▶ [Objective] Your task is to repeat the entries exactly. Leave the pictures out.

▶ [Collection entries]
— BEGIN —

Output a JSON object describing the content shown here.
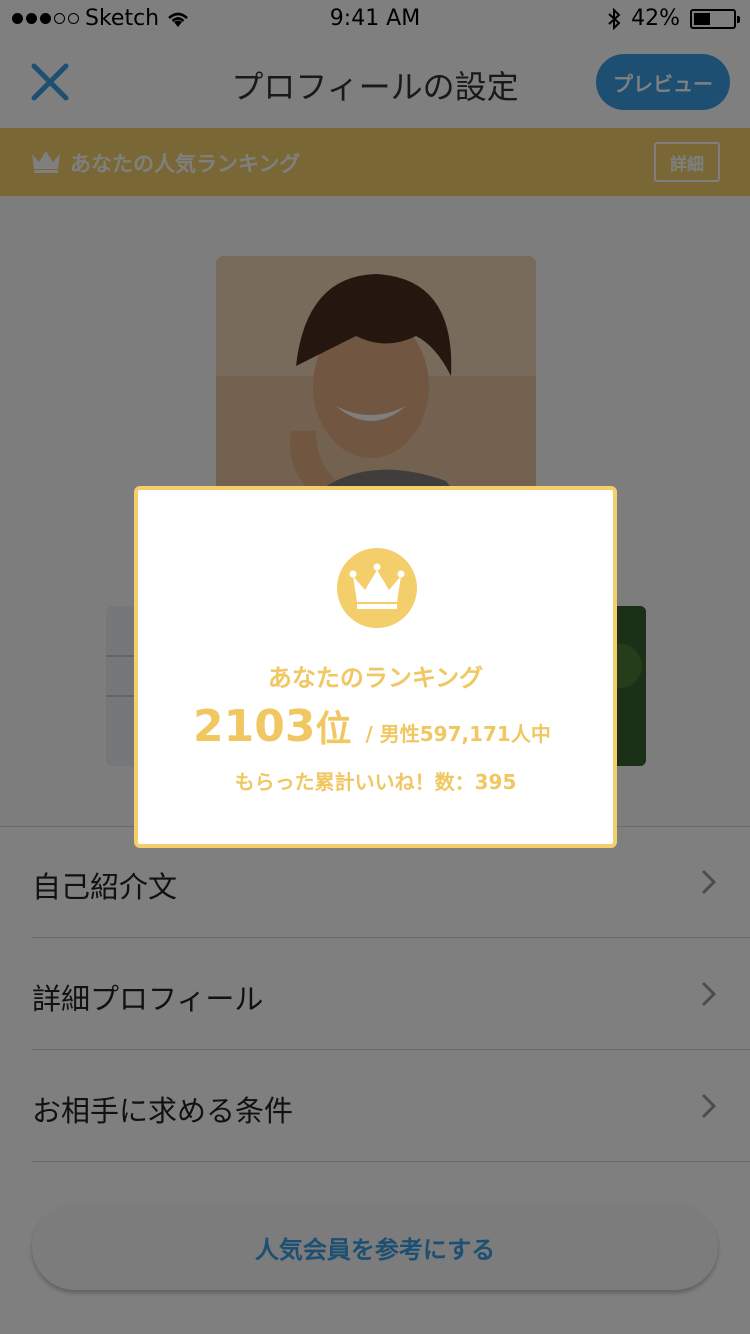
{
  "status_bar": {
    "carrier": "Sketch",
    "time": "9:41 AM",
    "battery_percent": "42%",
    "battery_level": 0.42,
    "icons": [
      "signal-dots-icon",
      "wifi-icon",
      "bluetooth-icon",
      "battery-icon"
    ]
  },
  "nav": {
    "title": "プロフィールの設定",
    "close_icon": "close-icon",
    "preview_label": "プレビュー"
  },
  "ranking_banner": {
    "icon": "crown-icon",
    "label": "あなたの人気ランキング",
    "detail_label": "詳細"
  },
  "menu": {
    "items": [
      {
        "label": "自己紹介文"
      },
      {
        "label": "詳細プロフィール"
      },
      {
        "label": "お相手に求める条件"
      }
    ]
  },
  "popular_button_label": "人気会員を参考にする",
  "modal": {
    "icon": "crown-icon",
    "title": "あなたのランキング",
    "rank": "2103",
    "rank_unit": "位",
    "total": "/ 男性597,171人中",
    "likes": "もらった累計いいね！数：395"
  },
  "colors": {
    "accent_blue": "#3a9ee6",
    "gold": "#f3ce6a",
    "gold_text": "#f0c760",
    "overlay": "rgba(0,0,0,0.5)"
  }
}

— END —

▶ [Output below]
Output a JSON object describing the content shown here.
{
  "status_bar": {
    "carrier": "Sketch",
    "time": "9:41 AM",
    "battery_percent": "42%",
    "battery_level": 0.42,
    "icons": [
      "signal-dots-icon",
      "wifi-icon",
      "bluetooth-icon",
      "battery-icon"
    ]
  },
  "nav": {
    "title": "プロフィールの設定",
    "close_icon": "close-icon",
    "preview_label": "プレビュー"
  },
  "ranking_banner": {
    "icon": "crown-icon",
    "label": "あなたの人気ランキング",
    "detail_label": "詳細"
  },
  "menu": {
    "items": [
      {
        "label": "自己紹介文"
      },
      {
        "label": "詳細プロフィール"
      },
      {
        "label": "お相手に求める条件"
      }
    ]
  },
  "popular_button_label": "人気会員を参考にする",
  "modal": {
    "icon": "crown-icon",
    "title": "あなたのランキング",
    "rank": "2103",
    "rank_unit": "位",
    "total": "/ 男性597,171人中",
    "likes": "もらった累計いいね！数：395"
  },
  "colors": {
    "accent_blue": "#3a9ee6",
    "gold": "#f3ce6a",
    "gold_text": "#f0c760",
    "overlay": "rgba(0,0,0,0.5)"
  }
}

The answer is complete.